**WHAT IS REQUIRED:** Arrange every line of the data below as a numbered list, skipping any blank lines.

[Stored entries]
---+---
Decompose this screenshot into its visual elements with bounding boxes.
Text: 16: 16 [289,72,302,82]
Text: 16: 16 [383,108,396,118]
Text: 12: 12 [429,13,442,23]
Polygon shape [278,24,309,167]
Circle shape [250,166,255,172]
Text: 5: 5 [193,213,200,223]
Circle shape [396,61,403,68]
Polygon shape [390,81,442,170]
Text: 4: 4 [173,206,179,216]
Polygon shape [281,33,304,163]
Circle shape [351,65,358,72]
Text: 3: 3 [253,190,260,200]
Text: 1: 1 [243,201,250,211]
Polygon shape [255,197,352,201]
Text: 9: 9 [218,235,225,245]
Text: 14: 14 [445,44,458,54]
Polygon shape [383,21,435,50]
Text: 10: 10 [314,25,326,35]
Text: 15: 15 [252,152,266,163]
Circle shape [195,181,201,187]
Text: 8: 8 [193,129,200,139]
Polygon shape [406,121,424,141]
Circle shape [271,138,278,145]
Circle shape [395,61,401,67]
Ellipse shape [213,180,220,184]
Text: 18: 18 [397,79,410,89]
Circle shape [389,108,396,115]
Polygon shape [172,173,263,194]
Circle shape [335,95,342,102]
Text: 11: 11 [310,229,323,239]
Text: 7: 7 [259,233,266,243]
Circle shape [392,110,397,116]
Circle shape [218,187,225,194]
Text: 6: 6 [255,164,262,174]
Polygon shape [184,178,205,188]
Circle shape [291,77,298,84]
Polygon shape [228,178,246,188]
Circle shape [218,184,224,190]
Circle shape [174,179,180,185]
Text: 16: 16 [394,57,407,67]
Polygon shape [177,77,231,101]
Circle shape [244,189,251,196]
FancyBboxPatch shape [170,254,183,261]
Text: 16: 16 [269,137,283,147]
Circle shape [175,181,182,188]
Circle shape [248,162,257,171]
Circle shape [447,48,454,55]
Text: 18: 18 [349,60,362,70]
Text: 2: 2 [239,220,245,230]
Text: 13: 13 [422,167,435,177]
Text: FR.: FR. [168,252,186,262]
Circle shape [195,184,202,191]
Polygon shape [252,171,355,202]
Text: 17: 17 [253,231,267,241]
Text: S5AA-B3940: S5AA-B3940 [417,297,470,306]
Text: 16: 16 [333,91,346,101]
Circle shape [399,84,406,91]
---+---
**RESULT BELOW:**
1. Decompose this screenshot into its visual elements with bounding boxes.
2. Text: 16: 16 [289,72,302,82]
3. Text: 16: 16 [383,108,396,118]
4. Text: 12: 12 [429,13,442,23]
5. Polygon shape [278,24,309,167]
6. Circle shape [250,166,255,172]
7. Text: 5: 5 [193,213,200,223]
8. Circle shape [396,61,403,68]
9. Polygon shape [390,81,442,170]
10. Text: 4: 4 [173,206,179,216]
11. Polygon shape [281,33,304,163]
12. Circle shape [351,65,358,72]
13. Text: 3: 3 [253,190,260,200]
14. Text: 1: 1 [243,201,250,211]
15. Polygon shape [255,197,352,201]
16. Text: 9: 9 [218,235,225,245]
17. Text: 14: 14 [445,44,458,54]
18. Polygon shape [383,21,435,50]
19. Text: 10: 10 [314,25,326,35]
20. Text: 15: 15 [252,152,266,163]
21. Circle shape [195,181,201,187]
22. Text: 8: 8 [193,129,200,139]
23. Polygon shape [406,121,424,141]
24. Circle shape [271,138,278,145]
25. Circle shape [395,61,401,67]
26. Ellipse shape [213,180,220,184]
27. Text: 18: 18 [397,79,410,89]
28. Circle shape [389,108,396,115]
29. Polygon shape [172,173,263,194]
30. Circle shape [335,95,342,102]
31. Text: 11: 11 [310,229,323,239]
32. Text: 7: 7 [259,233,266,243]
33. Circle shape [392,110,397,116]
34. Circle shape [218,187,225,194]
35. Text: 6: 6 [255,164,262,174]
36. Polygon shape [184,178,205,188]
37. Circle shape [291,77,298,84]
38. Polygon shape [228,178,246,188]
39. Circle shape [218,184,224,190]
40. Circle shape [174,179,180,185]
41. Text: 16: 16 [394,57,407,67]
42. Polygon shape [177,77,231,101]
43. Circle shape [244,189,251,196]
44. FancyBboxPatch shape [170,254,183,261]
45. Text: 16: 16 [269,137,283,147]
46. Circle shape [175,181,182,188]
47. Circle shape [248,162,257,171]
48. Circle shape [447,48,454,55]
49. Text: 18: 18 [349,60,362,70]
50. Text: 2: 2 [239,220,245,230]
51. Text: 13: 13 [422,167,435,177]
52. Text: FR.: FR. [168,252,186,262]
53. Circle shape [195,184,202,191]
54. Polygon shape [252,171,355,202]
55. Text: 17: 17 [253,231,267,241]
56. Text: S5AA-B3940: S5AA-B3940 [417,297,470,306]
57. Text: 16: 16 [333,91,346,101]
58. Circle shape [399,84,406,91]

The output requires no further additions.